━━ Passage shown ━━
The Federal Adoption Assistance and Child Welfare Act of 1980 highlighted permanency and continuity of relationships for children in informing case planning and practice (Lutz, 2001). The Adoption and Safe Families Act of 1997 (ASFA) went further by requiring states to achieve permanent placements for children in shorter time frames and by identifying what outcomes constitute successful permanency for children. ASFA also supports concurrent planning, the practice that allows social workers to simultaneously plan for more than one possible outcome. Section 103 instructs states to "concurrently…identify, recruit, process, and approve a qualified family for an adoption" while filing a TPR petition, and Section 201 encourages "programs that place children into preadoptive families without waiting for TPR."

Concurrent planning — with its emphasis on the use of permanent planning families who are carefully recruited, trained, and supported in working with and mentoring the birthparents — began as an extension of the foster care-adoption model (Gill & Amadio, 1983; Katz, 1999). This approach was designed for the very young child whose family's chronic problems (often neglect associated with poverty and drug or alcohol abuse) left the child languishing in out-of-home care (Katz & Robinson, 1991). Concurrent planning is defined as "working toward family reunification while, at the same time, developing an alternative permanency plan" (Katz, Robinson, & Spoonemore, 1994). With concurrent planning, a greater possibility exists for the children's return to birthfamilies (Gill & Amadio, 1983; Lutz, 2001) than with the foster-adoptive programs. The components of concurrent planning are intensive, focused outreach and services to birthfamilies; early searches for relatives; and frequent, consistent, safe visits between children and birthparents to mend relationships and promote attachment.
━━━
Using the passage on concurrent planning, decide whether each statement agrees with it, answering yes or no and quoting the words that settle it: (a) The Adoption and Safe Families Act dates from 1997. (b) Concurrent planning was designed chiefly for teenagers in out-of-home care. (c) Early searches for relatives are one component of concurrent planning.
━━ Source data ━━
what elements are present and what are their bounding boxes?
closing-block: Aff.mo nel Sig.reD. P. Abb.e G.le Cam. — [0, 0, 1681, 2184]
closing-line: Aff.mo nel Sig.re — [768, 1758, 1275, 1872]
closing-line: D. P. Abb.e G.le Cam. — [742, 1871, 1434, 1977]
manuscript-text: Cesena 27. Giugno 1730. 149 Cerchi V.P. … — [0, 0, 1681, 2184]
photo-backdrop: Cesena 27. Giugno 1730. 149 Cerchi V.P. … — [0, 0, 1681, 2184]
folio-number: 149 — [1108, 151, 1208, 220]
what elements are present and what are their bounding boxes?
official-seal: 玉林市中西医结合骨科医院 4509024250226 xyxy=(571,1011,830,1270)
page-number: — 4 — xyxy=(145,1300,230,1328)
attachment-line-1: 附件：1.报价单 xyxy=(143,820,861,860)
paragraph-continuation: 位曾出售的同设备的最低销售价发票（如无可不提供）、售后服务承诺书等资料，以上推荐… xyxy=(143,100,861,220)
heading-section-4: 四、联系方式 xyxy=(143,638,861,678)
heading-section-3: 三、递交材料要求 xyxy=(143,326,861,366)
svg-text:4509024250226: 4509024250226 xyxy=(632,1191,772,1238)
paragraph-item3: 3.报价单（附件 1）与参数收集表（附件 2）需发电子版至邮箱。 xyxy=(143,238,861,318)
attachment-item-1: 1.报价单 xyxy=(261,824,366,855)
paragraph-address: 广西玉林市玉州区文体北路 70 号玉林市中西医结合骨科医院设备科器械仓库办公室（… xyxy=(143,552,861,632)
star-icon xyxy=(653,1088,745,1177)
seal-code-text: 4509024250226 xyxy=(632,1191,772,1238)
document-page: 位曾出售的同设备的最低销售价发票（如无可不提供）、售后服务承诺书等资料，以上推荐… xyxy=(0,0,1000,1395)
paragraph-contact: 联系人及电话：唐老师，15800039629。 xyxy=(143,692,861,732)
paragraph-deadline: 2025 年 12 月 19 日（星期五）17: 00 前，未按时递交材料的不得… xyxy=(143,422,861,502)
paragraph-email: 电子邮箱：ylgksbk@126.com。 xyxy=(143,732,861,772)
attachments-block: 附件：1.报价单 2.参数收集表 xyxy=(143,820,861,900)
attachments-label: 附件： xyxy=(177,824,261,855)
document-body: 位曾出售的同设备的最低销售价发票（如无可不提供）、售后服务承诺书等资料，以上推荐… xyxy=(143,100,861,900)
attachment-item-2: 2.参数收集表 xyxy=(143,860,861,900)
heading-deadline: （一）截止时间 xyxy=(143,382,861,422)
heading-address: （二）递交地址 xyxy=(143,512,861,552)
━━━
Result for this exercise.
(a) Yes: "The Adoption and Safe Families Act of 1997 (ASFA)"
(b) No: "This approach was designed for the very young child"
(c) Yes: "early searches for relatives"